DATA FOR PROCESSING
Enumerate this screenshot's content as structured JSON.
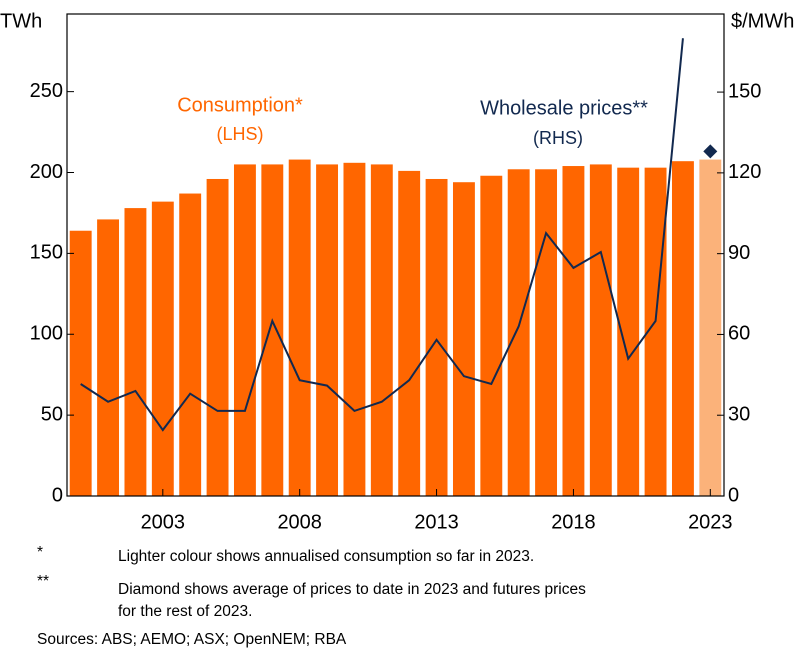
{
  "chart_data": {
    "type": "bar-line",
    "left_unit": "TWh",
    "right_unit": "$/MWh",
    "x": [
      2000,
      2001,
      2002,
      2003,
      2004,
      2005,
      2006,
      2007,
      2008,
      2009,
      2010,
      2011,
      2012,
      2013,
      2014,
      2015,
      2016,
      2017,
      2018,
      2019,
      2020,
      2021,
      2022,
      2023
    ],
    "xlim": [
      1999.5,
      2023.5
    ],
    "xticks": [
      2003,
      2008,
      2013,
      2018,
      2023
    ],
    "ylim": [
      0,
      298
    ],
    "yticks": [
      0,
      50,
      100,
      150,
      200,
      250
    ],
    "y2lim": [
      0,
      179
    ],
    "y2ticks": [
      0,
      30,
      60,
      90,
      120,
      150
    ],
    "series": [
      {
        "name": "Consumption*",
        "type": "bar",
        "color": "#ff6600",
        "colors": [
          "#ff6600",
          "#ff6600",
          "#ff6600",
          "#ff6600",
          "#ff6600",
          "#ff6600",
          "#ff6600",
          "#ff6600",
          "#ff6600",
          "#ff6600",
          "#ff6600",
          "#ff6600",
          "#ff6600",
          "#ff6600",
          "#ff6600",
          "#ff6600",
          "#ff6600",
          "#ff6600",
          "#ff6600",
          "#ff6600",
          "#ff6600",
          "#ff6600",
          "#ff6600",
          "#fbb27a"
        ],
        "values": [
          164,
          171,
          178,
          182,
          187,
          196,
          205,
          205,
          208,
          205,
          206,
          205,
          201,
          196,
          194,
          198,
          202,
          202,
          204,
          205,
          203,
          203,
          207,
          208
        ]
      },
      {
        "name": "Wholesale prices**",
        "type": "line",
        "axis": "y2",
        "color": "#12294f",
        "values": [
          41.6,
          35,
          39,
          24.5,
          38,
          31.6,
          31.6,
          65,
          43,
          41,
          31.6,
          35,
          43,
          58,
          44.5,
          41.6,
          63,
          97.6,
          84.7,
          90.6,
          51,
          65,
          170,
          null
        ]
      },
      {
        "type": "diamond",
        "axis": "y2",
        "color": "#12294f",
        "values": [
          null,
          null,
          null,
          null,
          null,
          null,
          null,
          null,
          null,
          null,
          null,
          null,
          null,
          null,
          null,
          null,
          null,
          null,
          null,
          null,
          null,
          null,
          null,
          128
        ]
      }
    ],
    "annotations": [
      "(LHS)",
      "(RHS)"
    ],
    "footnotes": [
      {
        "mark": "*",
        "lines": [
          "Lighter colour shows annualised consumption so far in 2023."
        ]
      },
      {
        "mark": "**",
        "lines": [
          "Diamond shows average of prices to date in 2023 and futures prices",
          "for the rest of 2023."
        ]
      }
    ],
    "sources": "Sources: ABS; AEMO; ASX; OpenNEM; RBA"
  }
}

WHAT IS EXPECTED
Of the lines in the records, determine how many contain the word "name", and report that number alone.

ANSWER TO THIS TASK
2